WRITTEN PROBLEM A:
Give every figure that appears under the heading "Number(s) of the week" in the weekly roundup below.
WRITTEN PROBLEM B:
Answer these questions using the weekly roundup below, one answer per line, marked the same way:
(i) Who is named as Ofsted Chief Inspector?
(ii) What is the average UK broadband speed, according to the report by Cable.co.uk?
(iii) How many points are on the Russell Group's list of issues that need clarifying?

TEXT SEGMENT:
-- Start --

Quote(s) of the week
- “A lot of decision-making is not based on evidence but on hunch” – former Schools Minister David Laws and now Executive Chair at the Education Policy Institute, reflects on his time in the DfE
- “We value our EU colleagues and want them to stay” – the Russell Group of universities sets out a 10-point list of issues that need clarifying to ensure EU staff and students remain welcome post-Brexit
- “I just thought this has got totally out of hand” – Lord Adonis defends his recent assault on the current fee and salary system in HE
- “A giant glitter globe” - the incoming President of the Association of Colleges assesses the post-16 landscape
- “You wouldn’t let an 8-year old eat a double cheeseburger and fries ever day of the year, so it’s important children aren’t left to use smart phones, computers or tablets without agreed boundaries” – the Children’s Commissioner warns that children could binge out on social media in the same way as can happen with junk food
- “I just hope fewer of them will be auditioning for Bob the Builder” – Ofsted Chief Inspector Amanda Spielman hopes more schools will be able to go out on school trips without having to wear high-vis tops and hard hats
- “I think it’s a good thing” – ASCL general secretary Geoff Barton welcomes the fact that this year, in an effort to help reduce student anxiety, grade boundaries won’t be published ahead of results days.
Number(s) of the week
- £129bn. How much the global edtech market is reckoned to be worth by 2020 according to a report in The Guardian
- 85%. How many top FTSE companies in a recent survey by the FT and ICSA Boardroom Bellwether highlighted cyber risk as one of their top corporate concerns
- 16.5Mbps. The average UK broadband speed, one of the slowest across the EU according to a new report by Cable.co.uk
- 58. How many serving heads of state or government were educated in UK universities and colleges, more than any other country, according to a new report by the HE Policy Institute (HEPI)

-- End --

[Element region listings]

-- Start --

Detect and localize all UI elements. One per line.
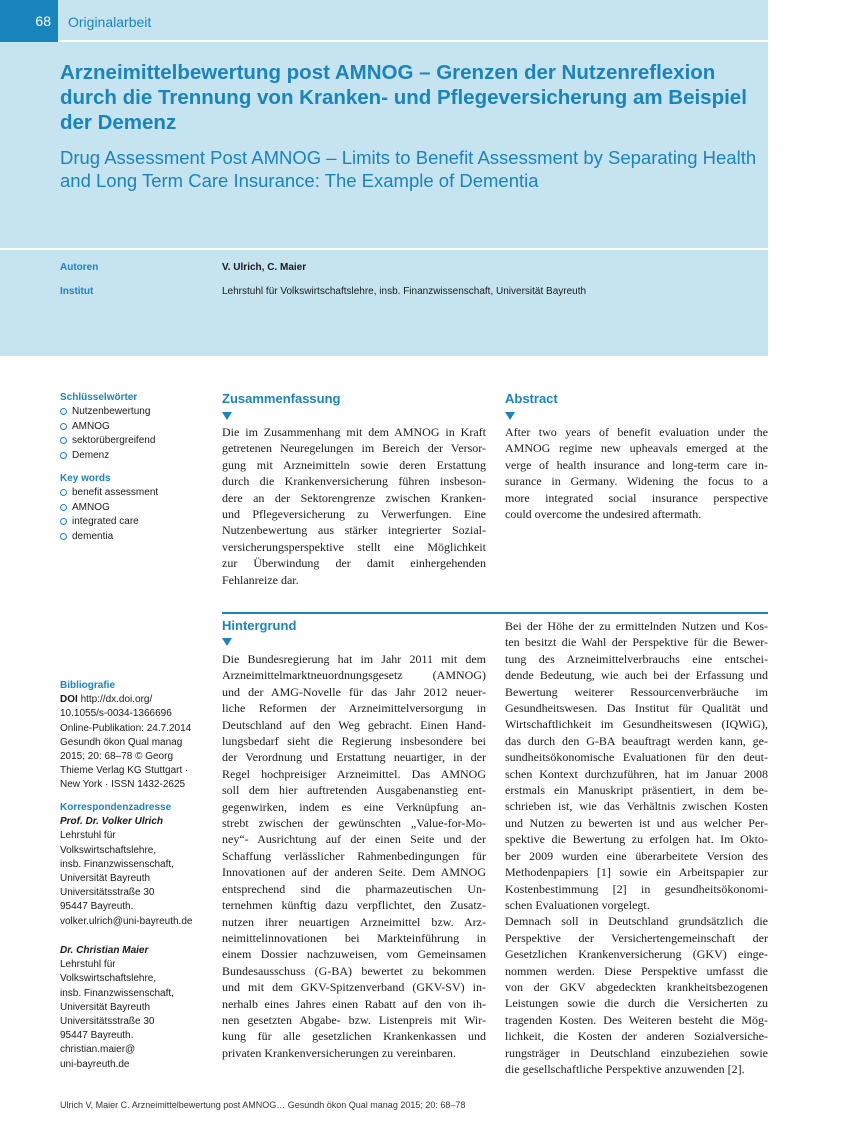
- keyword-item: [60, 420, 155, 435]
- text-line: Kostenbestimmung [2] in gesundheitsökonomi-: [505, 881, 768, 896]
- text-line: ber 2009 wurden eine überarbeitete Version des: [505, 848, 768, 863]
- bibliography-line: Online-Publikation: 24.7.2014: [60, 722, 192, 734]
- footer-citation: Ulrich V, Maier C. Arzneimittelbewertung post AMNOG… Gesundh ökon Qual manag 2015; 20: 68–78: [60, 1100, 466, 1110]
- contact1-name: Prof. Dr. Volker Ulrich: [60, 816, 163, 828]
- text-line: einem Dossier nachzuweisen, vom Gemeinsamen: [222, 947, 486, 962]
- doi-line: [60, 693, 210, 707]
- keywords-de-list: [60, 405, 155, 463]
- text-line: nerhalb eines Jahres einen Rabatt auf den von ih-: [222, 996, 486, 1011]
- contact-line: christian.maier@: [60, 1044, 136, 1056]
- text-line: verge of health insurance and long-term care in-: [505, 457, 768, 472]
- text-line: und der AMG-Novelle für das Jahr 2012 neuer-: [222, 684, 486, 699]
- contact-line: Lehrstuhl für: [60, 830, 116, 842]
- text-line: Bundesausschuss (G-BA) bewertet zu bekommen: [222, 963, 486, 978]
- contact-line: volker.ulrich@uni-bayreuth.de: [60, 915, 193, 927]
- doi-label: DOI: [60, 694, 78, 706]
- keyword-text: dementia: [72, 530, 114, 542]
- keywords-en-list: [60, 486, 158, 544]
- text-line: und Nutzen zu bewerten ist und aus welcher Per-: [505, 815, 768, 830]
- bullet-icon: [60, 437, 67, 444]
- section-label: Originalarbeit: [68, 14, 152, 30]
- institute-label: Institut: [60, 286, 94, 297]
- body-text-right: [505, 618, 768, 1077]
- contact-line: Universität Bayreuth: [60, 1001, 151, 1013]
- keyword-text: AMNOG: [72, 420, 110, 432]
- text-line: privaten Krankenversicherungen zu vereinbaren.: [222, 1045, 456, 1060]
- abstract-text: [505, 424, 768, 522]
- keyword-item: [60, 515, 158, 530]
- contact-line: insb. Finanzwissenschaft,: [60, 987, 174, 999]
- doi-link[interactable]: http://dx.doi.org/: [80, 694, 153, 706]
- contact-line: Lehrstuhl für: [60, 959, 116, 971]
- hintergrund-heading: Hintergrund: [222, 618, 297, 633]
- bullet-icon: [60, 452, 67, 459]
- contact-line: Universitätsstraße 30: [60, 1016, 155, 1028]
- section-divider: [222, 612, 768, 614]
- page-number: 68: [35, 13, 51, 29]
- text-line: gegenwirken, indem es eine Verknüpfung an-: [222, 799, 486, 814]
- bibliography-heading: Bibliografie: [60, 680, 116, 691]
- text-line: dende Bedeutung, wie auch bei der Erfassung und: [505, 668, 768, 683]
- text-line: durch die Krankenversicherung führen insbeson-: [222, 474, 486, 489]
- bullet-icon: [60, 423, 67, 430]
- contact-line: Universitätsstraße 30: [60, 887, 155, 899]
- text-line: kung für alle gesetzlichen Krankenkassen und: [222, 1029, 486, 1044]
- keyword-text: sektorübergreifend: [72, 435, 156, 446]
- keyword-text: integrated care: [72, 516, 139, 527]
- text-line: nommen werden. Diese Perspektive umfasst die: [505, 963, 768, 978]
- text-line: lichkeit, die Kosten der anderen Sozialversiche-: [505, 1029, 768, 1044]
- text-line: Gesetzlichen Krankenversicherung (GKV) einge-: [505, 947, 768, 962]
- bullet-icon: [60, 489, 67, 496]
- text-line: und Pflegeversicherung zu Verwerfungen. Eine: [222, 507, 486, 522]
- keyword-text: benefit assessment: [72, 487, 159, 498]
- text-line: Arzneimittelmarktneuordnungsgesetz (AMNOG): [222, 668, 486, 683]
- contact-line: insb. Finanzwissenschaft,: [60, 858, 174, 870]
- contact-line: 95447 Bayreuth.: [60, 901, 134, 913]
- bibliography-line: 10.1055/s-0034-1366696: [60, 708, 172, 720]
- contact-line: Volkswirtschaftslehre,: [60, 844, 157, 856]
- correspondence-block: [60, 801, 210, 929]
- keyword-text: AMNOG: [72, 501, 110, 513]
- text-line: Die Bundesregierung hat im Jahr 2011 mit dem: [222, 652, 486, 666]
- keywords-en-heading: Key words: [60, 473, 111, 484]
- bullet-icon: [60, 504, 67, 511]
- text-line: die gesellschaftliche Perspektive anzuwenden [2].: [505, 1061, 745, 1076]
- contact-line: Volkswirtschaftslehre,: [60, 973, 157, 985]
- bullet-icon: [60, 518, 67, 525]
- bullet-icon: [60, 533, 67, 540]
- text-line: erstmals ein Manuskript präsentiert, in dem be-: [505, 783, 768, 798]
- text-line: entsprechend sind die pharmazeutischen Un-: [222, 881, 486, 896]
- bibliography-block: [60, 679, 210, 793]
- bibliography-line: Thieme Verlag KG Stuttgart ·: [60, 765, 189, 777]
- text-line: ten besitzt die Wahl der Perspektive für die Bewer-: [505, 635, 768, 650]
- text-line: zur Überwindung der damit einhergehenden: [222, 556, 486, 571]
- bibliography-line: Gesundh ökon Qual manag: [60, 736, 183, 748]
- text-line: Bewertung weiterer Ressourcenverbräuche im: [505, 684, 768, 699]
- abstract-heading: Abstract: [505, 391, 558, 406]
- text-line: Methodenpapiers [1] sowie ein Arbeitspapier zur: [505, 865, 768, 880]
- text-line: tragenden Kosten. Des Weiteren besteht die Mög-: [505, 1012, 768, 1027]
- contact2-block: [60, 944, 210, 1072]
- text-line: schen Kontext durchzuführen, hat im Januar 2008: [505, 766, 768, 781]
- text-line: Deutschland auf den Weg gebracht. Einen Hand-: [222, 717, 486, 732]
- correspondence-heading: Korrespondenzadresse: [60, 802, 172, 813]
- arrow-down-icon: [222, 412, 232, 420]
- keyword-item: [60, 501, 158, 516]
- institute: Lehrstuhl für Volkswirtschaftslehre, insb. Finanzwissenschaft, Universität Bayreuth: [222, 286, 587, 297]
- text-line: soll dem hier auftretenden Ausgabenanstieg ent-: [222, 783, 486, 798]
- contact-line: uni-bayreuth.de: [60, 1058, 130, 1070]
- text-line: ternehmen künftig dazu verpflichtet, den Zusatz-: [222, 898, 486, 913]
- text-line: Innovationen auf der anderen Seite. Dem AMNOG: [222, 865, 486, 880]
- bullet-icon: [60, 408, 67, 415]
- text-line: Wirtschaftlichkeit im Gesundheitswesen (IQWiG),: [505, 717, 768, 732]
- text-line: could overcome the undesired aftermath.: [505, 507, 702, 522]
- article-title-german: Arzneimittelbewertung post AMNOG – Grenzen der Nutzenreflexion durch die Trennung von Kranken- und Pflegeversicherung am Beispiel der Demenz: [60, 61, 747, 134]
- text-line: AMNOG regime new upheavals emerged at the: [505, 441, 768, 456]
- text-line: schrieben ist, wie das Verhältnis zwischen Kosten: [505, 799, 768, 814]
- text-line: gung mit Arzneimitteln sowie deren Erstattung: [222, 457, 486, 472]
- text-line: spektive die Bewertung zu erfolgen hat. Im Okto-: [505, 832, 768, 847]
- bibliography-line: New York · ISSN 1432-2625: [60, 779, 186, 791]
- text-line: schen Evaluationen vorgelegt.: [505, 897, 650, 912]
- contact-line: Universität Bayreuth: [60, 873, 151, 885]
- text-line: das durch den G-BA beauftragt werden kann, ge-: [505, 733, 768, 748]
- text-line: Demnach soll in Deutschland grundsätzlich die: [505, 914, 768, 929]
- keyword-item: [60, 434, 155, 449]
- meta-band: [0, 250, 768, 356]
- text-line: Nutzenbewertung aus stärker integrierter Sozial-: [222, 523, 486, 538]
- text-line: versicherungsperspektive stellt eine Möglichkeit: [222, 539, 486, 554]
- authors-label: Autoren: [60, 262, 99, 273]
- text-line: Regel hochpreisiger Arzneimittel. Das AMNOG: [222, 766, 486, 781]
- text-line: liche Reformen der Arzneimittelversorgung in: [222, 701, 486, 716]
- contact2-name: Dr. Christian Maier: [60, 945, 149, 956]
- header-rule: [58, 40, 768, 42]
- text-line: After two years of benefit evaluation under the: [505, 425, 768, 439]
- keyword-item: [60, 486, 158, 501]
- text-line: von der GKV abgedeckten krankheitsbezogenen: [505, 979, 768, 994]
- keyword-item: [60, 405, 155, 420]
- text-line: der Verordnung und Erstattung neuartiger, in der: [222, 750, 486, 765]
- keyword-text: Nutzenbewertung: [72, 406, 151, 417]
- text-line: Gesundheitswesen. Das Institut für Qualität und: [505, 701, 768, 716]
- text-line: dere an der Sektorengrenze zwischen Kranken-: [222, 490, 486, 505]
- text-line: Leistungen sowie die durch die Versicherten zu: [505, 996, 768, 1011]
- keyword-item: [60, 530, 158, 545]
- zusammenfassung-heading: Zusammenfassung: [222, 391, 341, 406]
- text-line: Die im Zusammenhang mit dem AMNOG in Kraft: [222, 425, 486, 439]
- text-line: und mit dem GKV-Spitzenverband (GKV-SV) in-: [222, 980, 486, 995]
- text-line: more integrated social insurance perspective: [505, 490, 768, 505]
- arrow-down-icon: [222, 638, 232, 646]
- text-line: Bei der Höhe der zu ermittelnden Nutzen und Kos-: [505, 619, 768, 633]
- keyword-item: [60, 449, 155, 464]
- zusammenfassung-text: [222, 424, 486, 588]
- text-line: Fehlanreize dar.: [222, 572, 299, 587]
- text-line: Schaffung verlässlicher Rahmenbedingungen für: [222, 848, 486, 863]
- text-line: neimittelinnovationen bei Markteinführung in: [222, 930, 486, 945]
- hintergrund-text: [222, 651, 486, 1061]
- keyword-text: Demenz: [72, 449, 110, 461]
- text-line: nen gesetzten Abgabe- bzw. Listenpreis mit Wir-: [222, 1012, 486, 1027]
- text-line: Perspektive der Versichertengemeinschaft der: [505, 930, 768, 945]
- keywords-de-heading: Schlüsselwörter: [60, 392, 138, 403]
- bibliography-line: 2015; 20: 68–78 © Georg: [60, 751, 174, 763]
- text-line: ney“- Ausrichtung auf der einen Seite und der: [222, 832, 486, 847]
- article-title-english: Drug Assessment Post AMNOG – Limits to Benefit Assessment by Separating Health and Long Term Care Insurance: The Example of Dementia: [60, 147, 757, 191]
- text-line: strebt zwischen der gewünschten „Value-for-Mo-: [222, 816, 486, 831]
- text-line: tung des Arzneimittelverbrauchs eine entschei-: [505, 651, 768, 666]
- text-line: lungsbedarf sieht die Regierung insbesondere bei: [222, 734, 486, 749]
- text-line: sundheitsökonomische Evaluationen für den deut-: [505, 750, 768, 765]
- text-line: nutzen ihrer neuartigen Arzneimittel bzw. Arz-: [222, 914, 486, 929]
- text-line: surance in Germany. Widening the focus to a: [505, 474, 768, 489]
- text-line: getretenen Neuregelungen im Bereich der Versor-: [222, 441, 486, 456]
- arrow-down-icon: [505, 412, 515, 420]
- contact-line: 95447 Bayreuth.: [60, 1030, 134, 1042]
- text-line: rungsträger in Deutschland einzubeziehen sowie: [505, 1045, 768, 1060]
- authors: V. Ulrich, C. Maier: [222, 262, 307, 273]
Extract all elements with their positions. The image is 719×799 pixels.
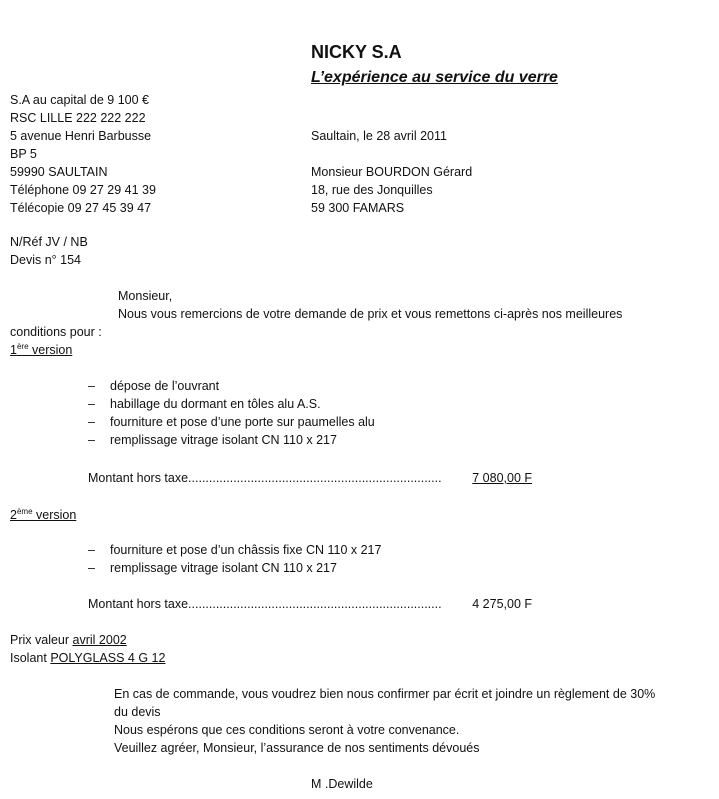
salutation: Monsieur,	[118, 289, 173, 303]
item-text: dépose de l’ouvrant	[110, 379, 220, 393]
amount-value: 7 080,00 F	[472, 471, 532, 485]
insulation-value: POLYGLASS 4 G 12	[50, 651, 166, 665]
item-text: fourniture et pose d’une porte sur paumelles alu	[110, 415, 375, 429]
version-1-heading	[10, 341, 72, 359]
list-item	[88, 541, 382, 559]
closing-line: Nous espérons que ces conditions seront à votre convenance.	[114, 723, 460, 737]
version-number: 1	[10, 343, 17, 357]
closing-line: Veuillez agréer, Monsieur, l’assurance de nos sentiments dévoués	[114, 741, 480, 755]
version-suffix: ème	[16, 506, 33, 516]
price-validity	[10, 631, 127, 649]
sender-line: 59990 SAULTAIN	[10, 165, 108, 179]
sender-line: BP 5	[10, 147, 37, 161]
amount-value: 4 275,00 F	[472, 597, 532, 611]
item-text: habillage du dormant en tôles alu A.S.	[110, 397, 321, 411]
amount-line-2	[88, 595, 534, 613]
closing-line: du devis	[114, 705, 161, 719]
sender-line: S.A au capital de 9 100 €	[10, 93, 149, 107]
item-text: remplissage vitrage isolant CN 110 x 217	[110, 433, 337, 447]
insulation-label: Isolant	[10, 651, 51, 665]
list-item	[88, 559, 337, 577]
version-number: 2	[10, 508, 17, 522]
dash-bullet: –	[88, 397, 95, 411]
list-item	[88, 395, 321, 413]
sender-line: RSC LILLE 222 222 222	[10, 111, 146, 125]
dash-bullet: –	[88, 379, 95, 393]
recipient-line: Monsieur BOURDON Gérard	[311, 165, 473, 179]
version-suffix: ère	[16, 341, 29, 351]
quote-number: Devis n° 154	[10, 253, 82, 267]
price-date: avril 2002	[72, 633, 127, 647]
company-name: NICKY S.A	[311, 42, 402, 62]
list-item	[88, 431, 337, 449]
sender-line: Téléphone 09 27 29 41 39	[10, 183, 156, 197]
item-text: fourniture et pose d’un châssis fixe CN 110 x 217	[110, 543, 382, 557]
dash-bullet: –	[88, 415, 95, 429]
list-item	[88, 377, 220, 395]
list-item	[88, 413, 375, 431]
signature: M .Dewilde	[311, 777, 373, 791]
version-label: version	[28, 343, 73, 357]
letter-date: Saultain, le 28 avril 2011	[311, 129, 447, 143]
item-text: remplissage vitrage isolant CN 110 x 217	[110, 561, 337, 575]
dash-bullet: –	[88, 561, 95, 575]
reference: N/Réf JV / NB	[10, 235, 88, 249]
intro-text: Nous vous remercions de votre demande de prix et vous remettons ci-après nos meilleures	[118, 307, 623, 321]
amount-line-1	[88, 469, 534, 487]
company-tagline: L’expérience au service du verre	[311, 69, 558, 86]
version-label: version	[32, 508, 77, 522]
recipient-line: 18, rue des Jonquilles	[311, 183, 433, 197]
amount-label: Montant hors taxe.........................................................................	[88, 597, 442, 611]
closing-line: En cas de commande, vous voudrez bien nous confirmer par écrit et joindre un règlement de 30%	[114, 687, 656, 701]
intro-text: conditions pour :	[10, 325, 102, 339]
version-2-heading	[10, 506, 76, 524]
dash-bullet: –	[88, 543, 95, 557]
amount-label: Montant hors taxe.........................................................................	[88, 471, 442, 485]
dash-bullet: –	[88, 433, 95, 447]
insulation	[10, 649, 165, 667]
sender-line: Télécopie 09 27 45 39 47	[10, 201, 152, 215]
recipient-line: 59 300 FAMARS	[311, 201, 405, 215]
price-label: Prix valeur	[10, 633, 73, 647]
sender-line: 5 avenue Henri Barbusse	[10, 129, 152, 143]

-- End --

FULL OUTPUT A:
£129bn, 85%, 16.5Mbps, 58

FULL OUTPUT B:
(i) Amanda Spielman
(ii) 16.5Mbps
(iii) 10